EXERCISE PROMPT ::
Find the lines holding the word "实际问题与二元一次方程组" and collect them.
--- START OF THE INPUT ---
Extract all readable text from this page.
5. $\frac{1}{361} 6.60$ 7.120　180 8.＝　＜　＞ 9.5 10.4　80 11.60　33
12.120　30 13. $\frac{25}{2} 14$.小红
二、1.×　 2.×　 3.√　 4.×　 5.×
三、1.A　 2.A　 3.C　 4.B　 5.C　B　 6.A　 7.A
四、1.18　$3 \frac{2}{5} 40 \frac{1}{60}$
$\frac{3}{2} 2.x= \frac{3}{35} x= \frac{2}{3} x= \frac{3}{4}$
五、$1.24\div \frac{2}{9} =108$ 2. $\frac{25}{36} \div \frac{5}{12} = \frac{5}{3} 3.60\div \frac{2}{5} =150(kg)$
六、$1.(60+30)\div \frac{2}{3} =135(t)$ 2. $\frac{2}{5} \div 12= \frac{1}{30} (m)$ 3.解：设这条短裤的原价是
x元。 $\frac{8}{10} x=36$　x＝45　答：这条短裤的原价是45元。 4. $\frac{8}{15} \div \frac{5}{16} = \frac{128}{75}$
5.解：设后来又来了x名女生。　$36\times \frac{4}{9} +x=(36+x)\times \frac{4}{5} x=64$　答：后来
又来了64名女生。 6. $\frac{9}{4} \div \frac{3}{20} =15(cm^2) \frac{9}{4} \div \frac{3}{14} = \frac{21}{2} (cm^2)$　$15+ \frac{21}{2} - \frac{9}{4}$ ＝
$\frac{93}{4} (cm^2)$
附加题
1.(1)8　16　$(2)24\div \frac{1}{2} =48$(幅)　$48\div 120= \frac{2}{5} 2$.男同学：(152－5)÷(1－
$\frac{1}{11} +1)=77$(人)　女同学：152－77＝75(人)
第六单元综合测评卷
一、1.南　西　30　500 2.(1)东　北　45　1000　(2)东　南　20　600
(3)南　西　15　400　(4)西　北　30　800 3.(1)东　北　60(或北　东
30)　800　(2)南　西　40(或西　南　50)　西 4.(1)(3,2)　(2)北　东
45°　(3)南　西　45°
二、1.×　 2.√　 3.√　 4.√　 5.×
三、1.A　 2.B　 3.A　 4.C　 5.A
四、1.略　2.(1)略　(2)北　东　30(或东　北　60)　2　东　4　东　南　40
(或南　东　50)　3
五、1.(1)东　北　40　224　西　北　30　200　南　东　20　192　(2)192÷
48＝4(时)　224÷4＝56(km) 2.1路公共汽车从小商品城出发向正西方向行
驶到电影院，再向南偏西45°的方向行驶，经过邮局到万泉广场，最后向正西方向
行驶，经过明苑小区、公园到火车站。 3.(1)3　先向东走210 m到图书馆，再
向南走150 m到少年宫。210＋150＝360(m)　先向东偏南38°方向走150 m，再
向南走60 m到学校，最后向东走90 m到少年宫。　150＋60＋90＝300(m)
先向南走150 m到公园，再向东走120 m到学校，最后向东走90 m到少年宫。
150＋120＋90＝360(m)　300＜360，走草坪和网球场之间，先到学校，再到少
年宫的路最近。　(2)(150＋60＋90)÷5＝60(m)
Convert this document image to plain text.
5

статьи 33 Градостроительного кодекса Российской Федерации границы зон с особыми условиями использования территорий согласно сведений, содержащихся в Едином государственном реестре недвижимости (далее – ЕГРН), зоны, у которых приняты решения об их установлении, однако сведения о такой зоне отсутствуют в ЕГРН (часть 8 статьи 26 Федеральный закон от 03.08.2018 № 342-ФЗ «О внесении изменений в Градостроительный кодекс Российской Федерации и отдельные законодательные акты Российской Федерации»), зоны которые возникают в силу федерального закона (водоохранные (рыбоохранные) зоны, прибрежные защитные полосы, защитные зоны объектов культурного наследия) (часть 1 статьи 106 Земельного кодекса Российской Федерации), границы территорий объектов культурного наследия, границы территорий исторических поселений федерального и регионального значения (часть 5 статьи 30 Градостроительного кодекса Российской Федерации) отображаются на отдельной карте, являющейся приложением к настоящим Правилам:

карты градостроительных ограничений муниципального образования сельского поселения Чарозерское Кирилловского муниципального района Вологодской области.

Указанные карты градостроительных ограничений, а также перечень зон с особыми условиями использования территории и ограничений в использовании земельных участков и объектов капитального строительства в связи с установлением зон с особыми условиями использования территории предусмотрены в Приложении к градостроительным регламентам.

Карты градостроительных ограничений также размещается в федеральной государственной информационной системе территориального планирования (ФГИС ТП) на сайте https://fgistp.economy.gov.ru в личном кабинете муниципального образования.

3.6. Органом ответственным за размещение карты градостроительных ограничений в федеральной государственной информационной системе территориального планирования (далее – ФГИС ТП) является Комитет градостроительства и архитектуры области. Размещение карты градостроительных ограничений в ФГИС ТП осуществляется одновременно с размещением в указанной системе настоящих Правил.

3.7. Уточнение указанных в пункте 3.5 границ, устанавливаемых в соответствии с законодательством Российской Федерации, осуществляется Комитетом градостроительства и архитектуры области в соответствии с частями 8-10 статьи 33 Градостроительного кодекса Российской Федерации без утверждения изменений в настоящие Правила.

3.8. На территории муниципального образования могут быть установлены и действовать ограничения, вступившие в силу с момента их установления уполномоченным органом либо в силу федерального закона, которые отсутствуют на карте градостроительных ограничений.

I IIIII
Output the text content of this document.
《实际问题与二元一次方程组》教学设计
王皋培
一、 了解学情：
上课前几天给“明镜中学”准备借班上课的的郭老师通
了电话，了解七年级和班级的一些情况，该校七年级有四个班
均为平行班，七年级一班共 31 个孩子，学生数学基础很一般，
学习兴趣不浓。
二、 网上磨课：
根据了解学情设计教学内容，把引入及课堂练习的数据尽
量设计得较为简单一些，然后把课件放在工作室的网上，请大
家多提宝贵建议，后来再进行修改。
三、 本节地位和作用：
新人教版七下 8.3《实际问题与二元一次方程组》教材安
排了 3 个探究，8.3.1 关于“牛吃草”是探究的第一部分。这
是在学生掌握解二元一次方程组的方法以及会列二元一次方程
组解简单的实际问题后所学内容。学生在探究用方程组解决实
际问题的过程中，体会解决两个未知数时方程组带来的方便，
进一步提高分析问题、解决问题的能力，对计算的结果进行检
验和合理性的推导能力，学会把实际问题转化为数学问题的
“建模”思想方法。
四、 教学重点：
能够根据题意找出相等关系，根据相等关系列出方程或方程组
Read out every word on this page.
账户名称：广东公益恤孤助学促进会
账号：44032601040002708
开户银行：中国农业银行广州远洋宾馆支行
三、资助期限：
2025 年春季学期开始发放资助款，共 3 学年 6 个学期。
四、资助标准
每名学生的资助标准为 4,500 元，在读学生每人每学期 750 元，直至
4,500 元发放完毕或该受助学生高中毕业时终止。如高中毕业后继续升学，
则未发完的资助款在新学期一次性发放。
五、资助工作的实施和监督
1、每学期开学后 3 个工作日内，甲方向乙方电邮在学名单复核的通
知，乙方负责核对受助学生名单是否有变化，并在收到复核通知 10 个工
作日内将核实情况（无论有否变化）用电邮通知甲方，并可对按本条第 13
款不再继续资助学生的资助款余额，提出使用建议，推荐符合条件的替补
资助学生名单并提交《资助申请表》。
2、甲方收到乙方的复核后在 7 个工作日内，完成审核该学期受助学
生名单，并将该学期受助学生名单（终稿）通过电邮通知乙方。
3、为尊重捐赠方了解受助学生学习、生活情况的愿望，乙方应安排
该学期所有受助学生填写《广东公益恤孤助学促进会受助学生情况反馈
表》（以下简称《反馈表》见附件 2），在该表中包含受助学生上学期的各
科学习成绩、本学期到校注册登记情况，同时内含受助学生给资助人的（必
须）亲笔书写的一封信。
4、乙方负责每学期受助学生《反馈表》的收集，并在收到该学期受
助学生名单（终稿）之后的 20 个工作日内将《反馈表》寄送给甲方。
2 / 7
--- END OF THE INPUT ---
ANSWER FOR THE TASK ::
《实际问题与二元一次方程组》教学设计
新人教版七下 8.3《实际问题与二元一次方程组》教材安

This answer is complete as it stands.